Stored entries

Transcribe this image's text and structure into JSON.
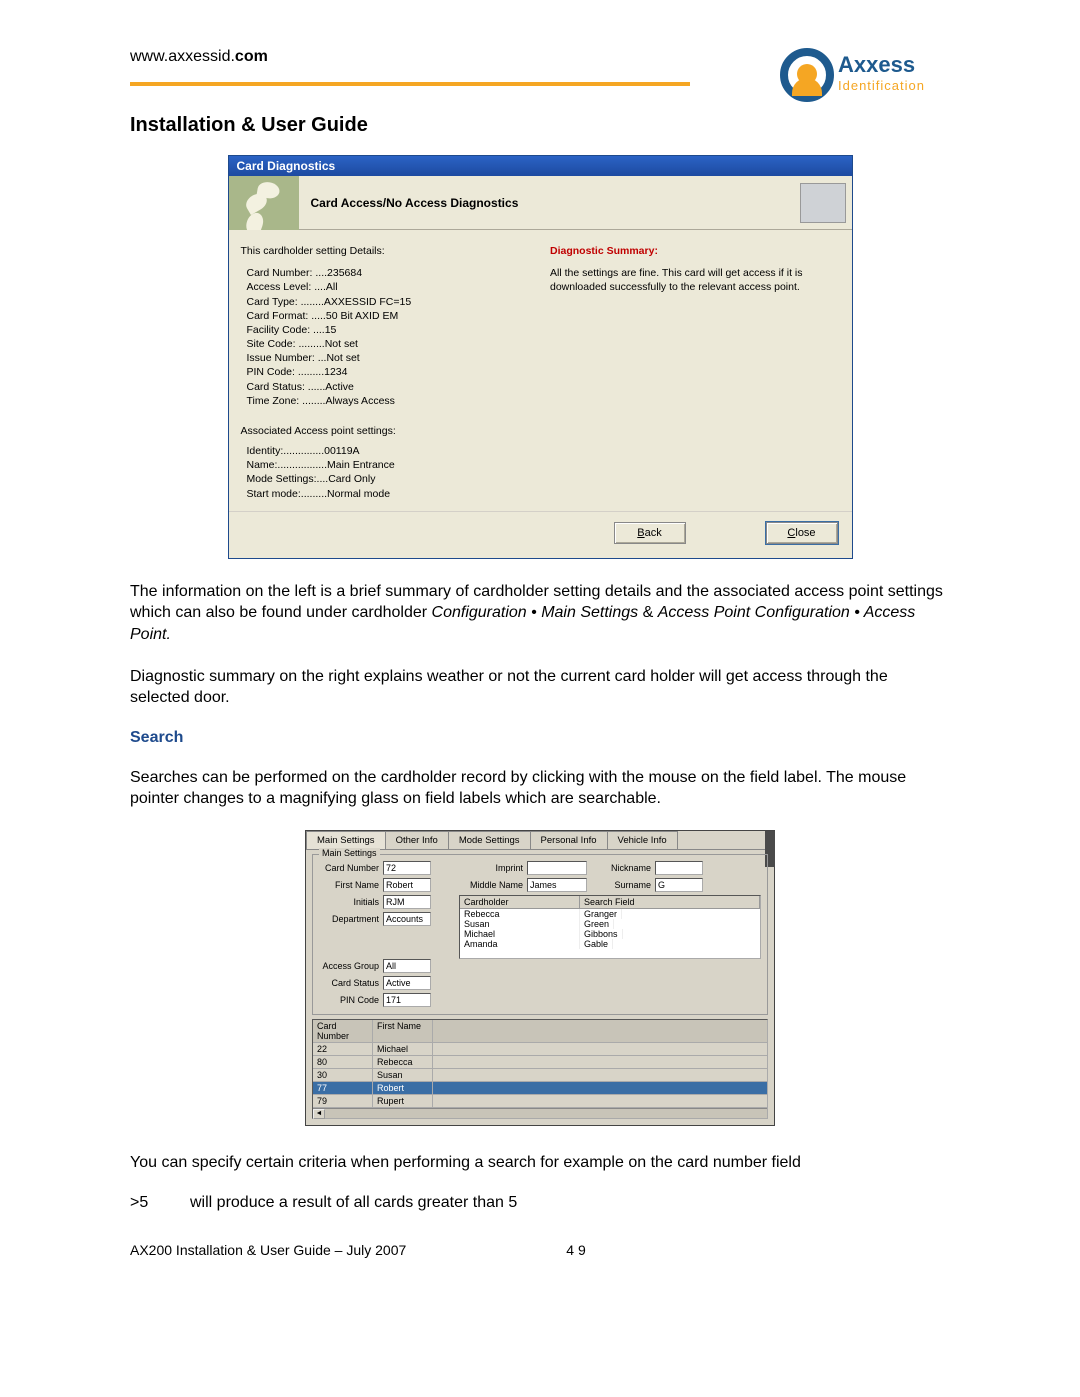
{
  "header": {
    "url_plain": "www.axxessid.",
    "url_bold": "com",
    "logo_text": "Axxess",
    "logo_sub": "Identification"
  },
  "page_title": "Installation & User Guide",
  "dialog1": {
    "title": "Card Diagnostics",
    "banner_title": "Card Access/No Access Diagnostics",
    "left": {
      "heading": "This cardholder setting Details:",
      "lines": [
        "Card Number: ....235684",
        "Access Level: ....All",
        "Card Type: ........AXXESSID FC=15",
        "Card Format: .....50 Bit AXID EM",
        "Facility Code: ....15",
        "Site Code: .........Not set",
        "Issue Number: ...Not set",
        "PIN Code: .........1234",
        "Card Status: ......Active",
        "Time Zone: ........Always Access"
      ],
      "section2": "Associated Access point settings:",
      "lines2": [
        "Identity:..............00119A",
        "Name:.................Main Entrance",
        "Mode Settings:....Card Only",
        "Start mode:.........Normal mode"
      ]
    },
    "right": {
      "heading": "Diagnostic Summary:",
      "body": "All the settings are fine. This card will get access if it is downloaded successfully to the relevant access point."
    },
    "buttons": {
      "back": "Back",
      "close": "Close"
    }
  },
  "para1a": "The information on the left is a brief summary of cardholder setting details and the associated access point settings which can also be found under cardholder ",
  "para1b": "Configuration • Main Settings",
  "para1c": " & ",
  "para1d": "Access Point Configuration • Access Point.",
  "para2": "Diagnostic summary on the right explains weather or not the current card holder will get access through the selected door.",
  "search_heading": "Search",
  "para3": "Searches can be performed on the cardholder record by clicking with the mouse on the field label.  The mouse pointer changes to a magnifying glass on field labels which are searchable.",
  "shot2": {
    "tabs": [
      "Main Settings",
      "Other Info",
      "Mode Settings",
      "Personal Info",
      "Vehicle Info"
    ],
    "group_label": "Main Settings",
    "fields": {
      "card_number_label": "Card Number",
      "card_number": "72",
      "imprint_label": "Imprint",
      "imprint": "",
      "nickname_label": "Nickname",
      "nickname": "",
      "first_name_label": "First Name",
      "first_name": "Robert",
      "middle_name_label": "Middle Name",
      "middle_name": "James",
      "surname_label": "Surname",
      "surname": "G",
      "initials_label": "Initials",
      "initials": "RJM",
      "department_label": "Department",
      "department": "Accounts",
      "access_group_label": "Access Group",
      "access_group": "All",
      "card_status_label": "Card Status",
      "card_status": "Active",
      "pin_code_label": "PIN Code",
      "pin_code": "171"
    },
    "searchgrid": {
      "col1": "Cardholder",
      "col2": "Search Field",
      "rows": [
        [
          "Rebecca",
          "Granger"
        ],
        [
          "Susan",
          "Green"
        ],
        [
          "Michael",
          "Gibbons"
        ],
        [
          "Amanda",
          "Gable"
        ]
      ]
    },
    "bottomgrid": {
      "h1": "Card Number",
      "h2": "First Name",
      "rows": [
        [
          "22",
          "Michael"
        ],
        [
          "80",
          "Rebecca"
        ],
        [
          "30",
          "Susan"
        ],
        [
          "77",
          "Robert"
        ],
        [
          "79",
          "Rupert"
        ]
      ],
      "selected_index": 3
    }
  },
  "para4": "You can specify certain criteria when performing a search for example on the card number field",
  "criteria_op": ">5",
  "criteria_desc": "will produce a result of all cards greater than 5",
  "footer_left": "AX200 Installation & User Guide – July 2007",
  "footer_right": "4 9"
}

WRITTEN PROBLEM -> Pictures don't belong in the copy. Restate all the entries exactly.

FULL OUTPUT ->
Transcribe this image's text and structure into JSON.
{
  "header": {
    "url_plain": "www.axxessid.",
    "url_bold": "com",
    "logo_text": "Axxess",
    "logo_sub": "Identification"
  },
  "page_title": "Installation & User Guide",
  "dialog1": {
    "title": "Card Diagnostics",
    "banner_title": "Card Access/No Access Diagnostics",
    "left": {
      "heading": "This cardholder setting Details:",
      "lines": [
        "Card Number: ....235684",
        "Access Level: ....All",
        "Card Type: ........AXXESSID FC=15",
        "Card Format: .....50 Bit AXID EM",
        "Facility Code: ....15",
        "Site Code: .........Not set",
        "Issue Number: ...Not set",
        "PIN Code: .........1234",
        "Card Status: ......Active",
        "Time Zone: ........Always Access"
      ],
      "section2": "Associated Access point settings:",
      "lines2": [
        "Identity:..............00119A",
        "Name:.................Main Entrance",
        "Mode Settings:....Card Only",
        "Start mode:.........Normal mode"
      ]
    },
    "right": {
      "heading": "Diagnostic Summary:",
      "body": "All the settings are fine. This card will get access if it is downloaded successfully to the relevant access point."
    },
    "buttons": {
      "back": "Back",
      "close": "Close"
    }
  },
  "para1a": "The information on the left is a brief summary of cardholder setting details and the associated access point settings which can also be found under cardholder ",
  "para1b": "Configuration • Main Settings",
  "para1c": " & ",
  "para1d": "Access Point Configuration • Access Point.",
  "para2": "Diagnostic summary on the right explains weather or not the current card holder will get access through the selected door.",
  "search_heading": "Search",
  "para3": "Searches can be performed on the cardholder record by clicking with the mouse on the field label.  The mouse pointer changes to a magnifying glass on field labels which are searchable.",
  "shot2": {
    "tabs": [
      "Main Settings",
      "Other Info",
      "Mode Settings",
      "Personal Info",
      "Vehicle Info"
    ],
    "group_label": "Main Settings",
    "fields": {
      "card_number_label": "Card Number",
      "card_number": "72",
      "imprint_label": "Imprint",
      "imprint": "",
      "nickname_label": "Nickname",
      "nickname": "",
      "first_name_label": "First Name",
      "first_name": "Robert",
      "middle_name_label": "Middle Name",
      "middle_name": "James",
      "surname_label": "Surname",
      "surname": "G",
      "initials_label": "Initials",
      "initials": "RJM",
      "department_label": "Department",
      "department": "Accounts",
      "access_group_label": "Access Group",
      "access_group": "All",
      "card_status_label": "Card Status",
      "card_status": "Active",
      "pin_code_label": "PIN Code",
      "pin_code": "171"
    },
    "searchgrid": {
      "col1": "Cardholder",
      "col2": "Search Field",
      "rows": [
        [
          "Rebecca",
          "Granger"
        ],
        [
          "Susan",
          "Green"
        ],
        [
          "Michael",
          "Gibbons"
        ],
        [
          "Amanda",
          "Gable"
        ]
      ]
    },
    "bottomgrid": {
      "h1": "Card Number",
      "h2": "First Name",
      "rows": [
        [
          "22",
          "Michael"
        ],
        [
          "80",
          "Rebecca"
        ],
        [
          "30",
          "Susan"
        ],
        [
          "77",
          "Robert"
        ],
        [
          "79",
          "Rupert"
        ]
      ],
      "selected_index": 3
    }
  },
  "para4": "You can specify certain criteria when performing a search for example on the card number field",
  "criteria_op": ">5",
  "criteria_desc": "will produce a result of all cards greater than 5",
  "footer_left": "AX200 Installation & User Guide – July 2007",
  "footer_right": "4 9"
}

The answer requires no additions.